### AIM OF THE TASK:
Give only one thing: the number of lines that include the word "remove".

Dataset excerpt:
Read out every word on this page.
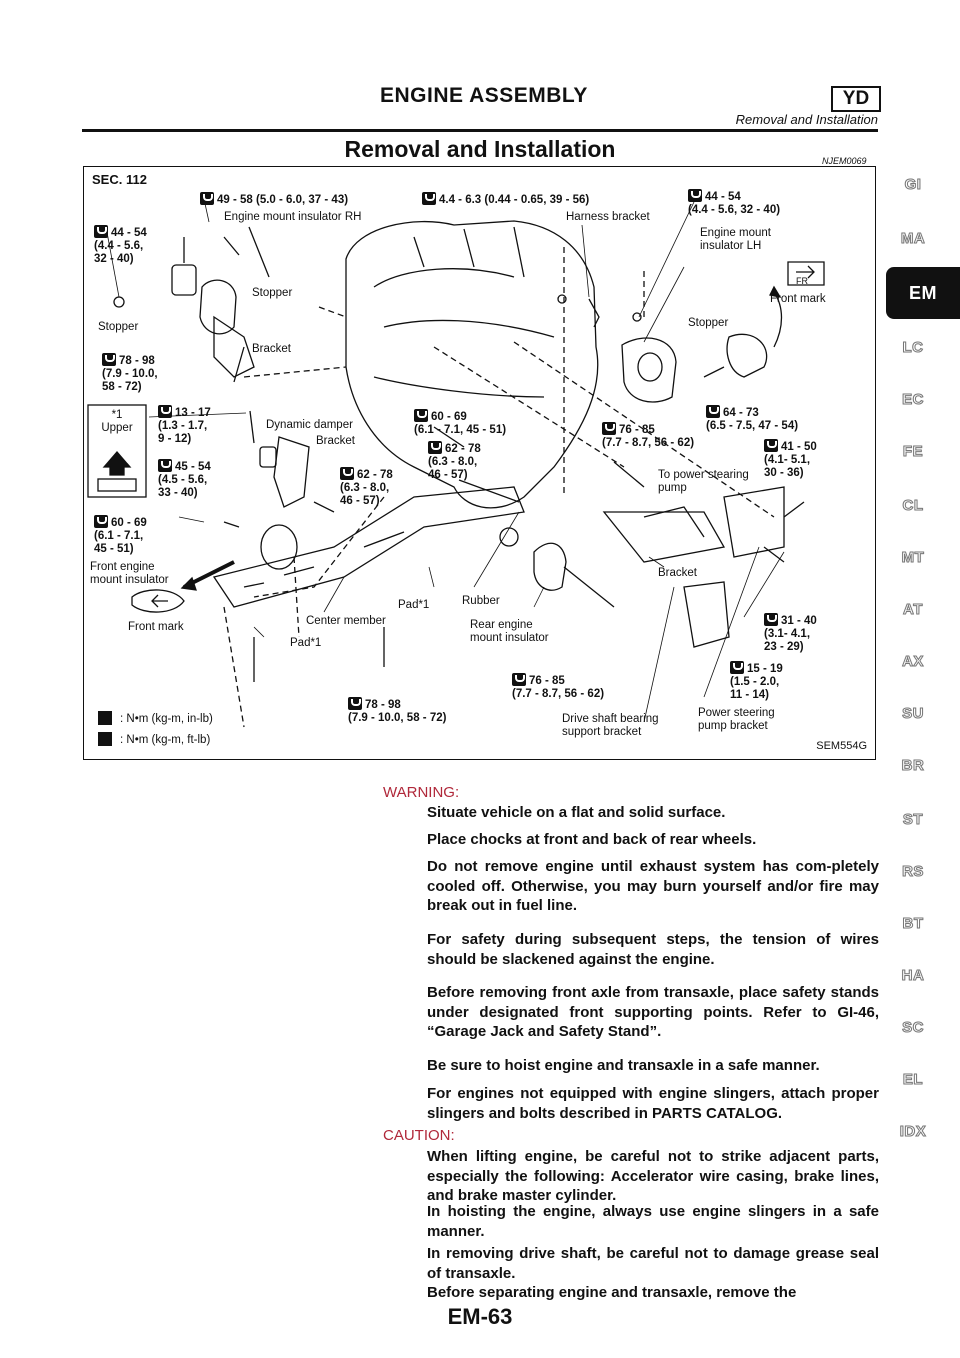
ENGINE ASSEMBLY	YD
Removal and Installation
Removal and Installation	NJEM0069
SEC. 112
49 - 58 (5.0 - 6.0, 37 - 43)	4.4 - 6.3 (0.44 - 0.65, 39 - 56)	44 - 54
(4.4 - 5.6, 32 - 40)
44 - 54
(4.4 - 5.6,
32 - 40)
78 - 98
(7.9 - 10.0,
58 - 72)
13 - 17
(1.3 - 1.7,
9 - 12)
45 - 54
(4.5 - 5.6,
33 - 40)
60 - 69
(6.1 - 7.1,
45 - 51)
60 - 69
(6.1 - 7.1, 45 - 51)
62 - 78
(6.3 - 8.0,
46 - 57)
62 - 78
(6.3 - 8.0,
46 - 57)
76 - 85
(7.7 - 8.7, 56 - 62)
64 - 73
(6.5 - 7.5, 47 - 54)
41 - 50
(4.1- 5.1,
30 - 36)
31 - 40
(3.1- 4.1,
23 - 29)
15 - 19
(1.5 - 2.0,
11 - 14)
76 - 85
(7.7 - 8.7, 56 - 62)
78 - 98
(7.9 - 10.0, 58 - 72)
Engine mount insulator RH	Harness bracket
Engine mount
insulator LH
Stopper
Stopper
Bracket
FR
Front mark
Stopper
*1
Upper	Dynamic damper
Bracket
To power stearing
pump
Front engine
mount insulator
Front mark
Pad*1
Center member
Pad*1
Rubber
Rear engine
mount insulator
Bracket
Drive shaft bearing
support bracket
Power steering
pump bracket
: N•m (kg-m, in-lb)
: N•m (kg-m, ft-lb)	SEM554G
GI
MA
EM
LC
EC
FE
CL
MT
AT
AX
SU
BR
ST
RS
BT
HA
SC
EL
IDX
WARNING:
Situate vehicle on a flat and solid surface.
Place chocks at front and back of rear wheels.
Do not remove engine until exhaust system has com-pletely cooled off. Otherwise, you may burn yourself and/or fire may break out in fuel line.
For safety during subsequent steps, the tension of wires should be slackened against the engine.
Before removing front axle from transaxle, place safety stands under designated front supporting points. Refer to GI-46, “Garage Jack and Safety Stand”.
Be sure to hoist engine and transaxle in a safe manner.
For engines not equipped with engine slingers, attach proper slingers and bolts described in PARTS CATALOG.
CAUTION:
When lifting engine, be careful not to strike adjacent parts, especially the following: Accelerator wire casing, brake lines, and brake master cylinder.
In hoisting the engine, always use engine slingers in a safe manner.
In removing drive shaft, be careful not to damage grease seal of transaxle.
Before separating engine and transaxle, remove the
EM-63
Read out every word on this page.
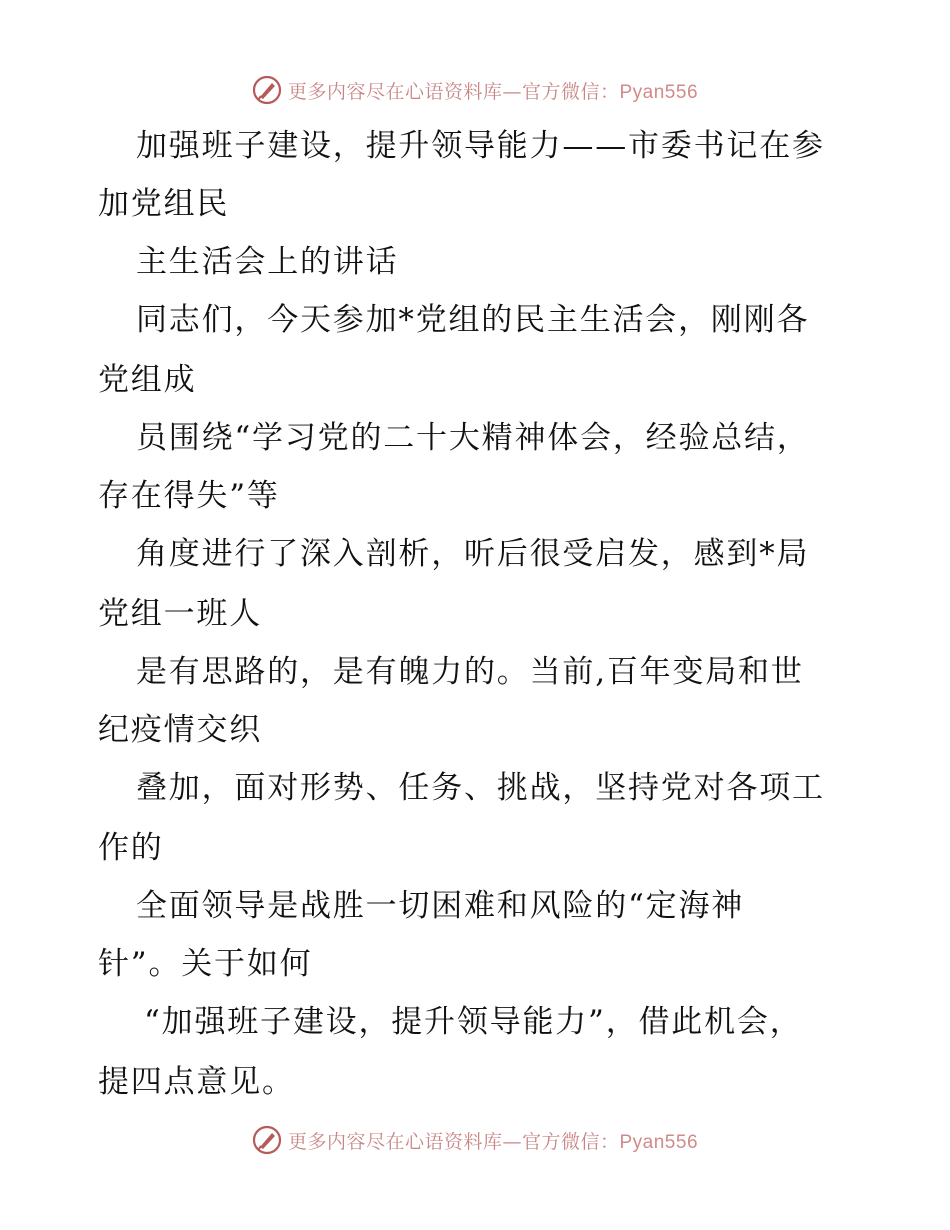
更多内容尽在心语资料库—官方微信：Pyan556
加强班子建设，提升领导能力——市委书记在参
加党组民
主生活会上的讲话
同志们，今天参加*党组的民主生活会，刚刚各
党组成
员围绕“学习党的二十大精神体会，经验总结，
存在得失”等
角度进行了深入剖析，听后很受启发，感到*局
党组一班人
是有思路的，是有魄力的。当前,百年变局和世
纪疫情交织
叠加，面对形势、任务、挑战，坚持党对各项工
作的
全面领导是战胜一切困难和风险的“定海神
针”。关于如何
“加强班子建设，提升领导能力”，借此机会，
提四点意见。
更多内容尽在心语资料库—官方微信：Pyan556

...

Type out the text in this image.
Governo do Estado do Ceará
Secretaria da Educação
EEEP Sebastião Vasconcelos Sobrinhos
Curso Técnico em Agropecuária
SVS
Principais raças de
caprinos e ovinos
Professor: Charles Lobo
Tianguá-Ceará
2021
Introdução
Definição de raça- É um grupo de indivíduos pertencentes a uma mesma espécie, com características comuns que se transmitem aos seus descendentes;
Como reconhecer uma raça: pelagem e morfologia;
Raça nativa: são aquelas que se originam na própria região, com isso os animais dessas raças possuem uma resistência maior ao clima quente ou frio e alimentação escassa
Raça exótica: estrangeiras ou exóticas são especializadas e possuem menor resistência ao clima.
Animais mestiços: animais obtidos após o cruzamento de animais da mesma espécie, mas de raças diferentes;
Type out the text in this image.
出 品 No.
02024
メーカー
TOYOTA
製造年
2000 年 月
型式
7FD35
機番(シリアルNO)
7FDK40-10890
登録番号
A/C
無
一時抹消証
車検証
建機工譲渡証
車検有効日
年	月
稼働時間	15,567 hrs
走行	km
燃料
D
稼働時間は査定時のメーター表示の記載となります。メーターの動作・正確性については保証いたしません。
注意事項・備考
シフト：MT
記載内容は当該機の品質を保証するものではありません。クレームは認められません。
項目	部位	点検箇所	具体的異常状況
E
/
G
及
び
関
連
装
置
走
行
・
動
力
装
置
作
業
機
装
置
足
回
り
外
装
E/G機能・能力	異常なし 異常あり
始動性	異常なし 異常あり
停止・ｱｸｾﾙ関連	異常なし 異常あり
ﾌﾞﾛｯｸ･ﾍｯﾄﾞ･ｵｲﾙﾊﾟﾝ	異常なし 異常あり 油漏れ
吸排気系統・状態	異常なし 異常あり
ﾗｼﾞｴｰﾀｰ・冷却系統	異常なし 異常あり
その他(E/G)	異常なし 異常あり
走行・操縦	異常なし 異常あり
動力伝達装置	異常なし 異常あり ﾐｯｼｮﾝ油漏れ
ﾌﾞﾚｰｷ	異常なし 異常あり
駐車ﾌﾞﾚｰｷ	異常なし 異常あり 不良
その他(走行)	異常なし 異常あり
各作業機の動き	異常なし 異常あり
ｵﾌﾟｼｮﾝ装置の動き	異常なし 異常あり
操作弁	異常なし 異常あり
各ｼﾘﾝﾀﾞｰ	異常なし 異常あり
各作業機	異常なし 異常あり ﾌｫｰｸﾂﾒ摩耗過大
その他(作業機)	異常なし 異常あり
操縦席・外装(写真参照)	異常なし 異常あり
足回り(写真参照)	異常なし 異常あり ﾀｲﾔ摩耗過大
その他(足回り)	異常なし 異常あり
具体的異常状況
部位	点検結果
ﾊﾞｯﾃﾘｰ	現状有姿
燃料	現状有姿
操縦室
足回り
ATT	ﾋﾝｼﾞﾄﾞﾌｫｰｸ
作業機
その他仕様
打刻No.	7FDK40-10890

### TASK OUTPUT:
2